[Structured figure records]
[Begin]

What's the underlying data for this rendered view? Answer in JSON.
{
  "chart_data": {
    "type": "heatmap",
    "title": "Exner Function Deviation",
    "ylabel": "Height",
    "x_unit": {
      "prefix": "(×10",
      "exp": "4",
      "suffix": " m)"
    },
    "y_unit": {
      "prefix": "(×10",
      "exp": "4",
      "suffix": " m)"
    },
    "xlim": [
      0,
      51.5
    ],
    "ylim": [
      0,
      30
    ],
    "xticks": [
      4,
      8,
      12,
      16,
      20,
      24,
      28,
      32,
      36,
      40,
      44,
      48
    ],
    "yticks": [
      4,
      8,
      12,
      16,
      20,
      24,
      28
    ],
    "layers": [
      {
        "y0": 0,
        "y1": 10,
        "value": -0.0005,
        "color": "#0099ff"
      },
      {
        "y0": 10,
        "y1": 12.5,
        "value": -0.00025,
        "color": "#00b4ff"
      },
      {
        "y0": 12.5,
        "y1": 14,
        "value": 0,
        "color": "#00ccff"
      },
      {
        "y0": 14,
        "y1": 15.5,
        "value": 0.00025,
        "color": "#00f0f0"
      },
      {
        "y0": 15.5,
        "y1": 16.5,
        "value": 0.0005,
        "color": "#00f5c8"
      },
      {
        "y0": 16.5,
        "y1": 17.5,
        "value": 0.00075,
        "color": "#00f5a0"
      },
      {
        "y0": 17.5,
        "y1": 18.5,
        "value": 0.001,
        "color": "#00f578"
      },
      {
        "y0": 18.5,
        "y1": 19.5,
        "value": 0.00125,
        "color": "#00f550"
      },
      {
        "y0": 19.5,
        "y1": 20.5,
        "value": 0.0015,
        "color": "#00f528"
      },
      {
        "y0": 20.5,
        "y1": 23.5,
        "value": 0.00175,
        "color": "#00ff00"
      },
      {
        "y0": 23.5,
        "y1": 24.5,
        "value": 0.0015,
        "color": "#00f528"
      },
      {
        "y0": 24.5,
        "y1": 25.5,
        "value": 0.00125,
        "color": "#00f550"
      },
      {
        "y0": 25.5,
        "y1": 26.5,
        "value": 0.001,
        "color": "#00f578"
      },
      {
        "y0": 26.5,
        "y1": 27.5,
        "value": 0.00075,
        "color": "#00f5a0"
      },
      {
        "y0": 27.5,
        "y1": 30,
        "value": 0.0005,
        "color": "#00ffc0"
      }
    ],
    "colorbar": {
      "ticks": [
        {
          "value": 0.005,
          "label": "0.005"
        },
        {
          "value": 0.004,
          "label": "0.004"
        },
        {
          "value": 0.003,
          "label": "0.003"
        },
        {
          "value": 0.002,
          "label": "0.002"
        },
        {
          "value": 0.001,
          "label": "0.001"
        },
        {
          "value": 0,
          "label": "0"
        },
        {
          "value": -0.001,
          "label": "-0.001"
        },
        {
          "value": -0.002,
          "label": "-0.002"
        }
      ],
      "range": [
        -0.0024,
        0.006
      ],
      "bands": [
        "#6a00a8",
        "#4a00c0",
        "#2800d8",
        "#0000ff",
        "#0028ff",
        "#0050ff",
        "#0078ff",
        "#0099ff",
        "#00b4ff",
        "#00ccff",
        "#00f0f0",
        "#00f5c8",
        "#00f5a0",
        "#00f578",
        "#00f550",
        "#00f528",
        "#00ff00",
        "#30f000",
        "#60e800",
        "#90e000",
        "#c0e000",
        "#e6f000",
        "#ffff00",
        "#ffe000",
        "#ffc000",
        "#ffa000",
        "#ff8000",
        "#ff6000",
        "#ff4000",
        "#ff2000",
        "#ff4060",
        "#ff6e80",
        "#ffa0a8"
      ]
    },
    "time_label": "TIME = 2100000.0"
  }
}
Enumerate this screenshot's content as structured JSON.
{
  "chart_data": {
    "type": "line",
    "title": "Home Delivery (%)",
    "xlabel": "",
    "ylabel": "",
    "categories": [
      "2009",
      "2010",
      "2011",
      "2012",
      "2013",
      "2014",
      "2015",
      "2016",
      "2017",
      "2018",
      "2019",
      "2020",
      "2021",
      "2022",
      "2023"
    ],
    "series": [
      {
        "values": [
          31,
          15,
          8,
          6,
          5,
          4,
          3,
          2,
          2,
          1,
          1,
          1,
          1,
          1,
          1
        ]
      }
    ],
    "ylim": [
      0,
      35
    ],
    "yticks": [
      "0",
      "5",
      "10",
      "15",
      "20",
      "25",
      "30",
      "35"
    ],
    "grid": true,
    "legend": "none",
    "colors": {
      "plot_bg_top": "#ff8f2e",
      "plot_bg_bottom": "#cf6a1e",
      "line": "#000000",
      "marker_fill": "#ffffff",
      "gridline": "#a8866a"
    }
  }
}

[End]

* **The request**: Write out exactly the lines from the line holding "Enumerate this screenshot's" through the last line of the data, and nothing besides those lines.

* **Exercise answer**:
Enumerate this screenshot's content as structured JSON.
{
  "chart_data": {
    "type": "line",
    "title": "Home Delivery (%)",
    "xlabel": "",
    "ylabel": "",
    "categories": [
      "2009",
      "2010",
      "2011",
      "2012",
      "2013",
      "2014",
      "2015",
      "2016",
      "2017",
      "2018",
      "2019",
      "2020",
      "2021",
      "2022",
      "2023"
    ],
    "series": [
      {
        "values": [
          31,
          15,
          8,
          6,
          5,
          4,
          3,
          2,
          2,
          1,
          1,
          1,
          1,
          1,
          1
        ]
      }
    ],
    "ylim": [
      0,
      35
    ],
    "yticks": [
      "0",
      "5",
      "10",
      "15",
      "20",
      "25",
      "30",
      "35"
    ],
    "grid": true,
    "legend": "none",
    "colors": {
      "plot_bg_top": "#ff8f2e",
      "plot_bg_bottom": "#cf6a1e",
      "line": "#000000",
      "marker_fill": "#ffffff",
      "gridline": "#a8866a"
    }
  }
}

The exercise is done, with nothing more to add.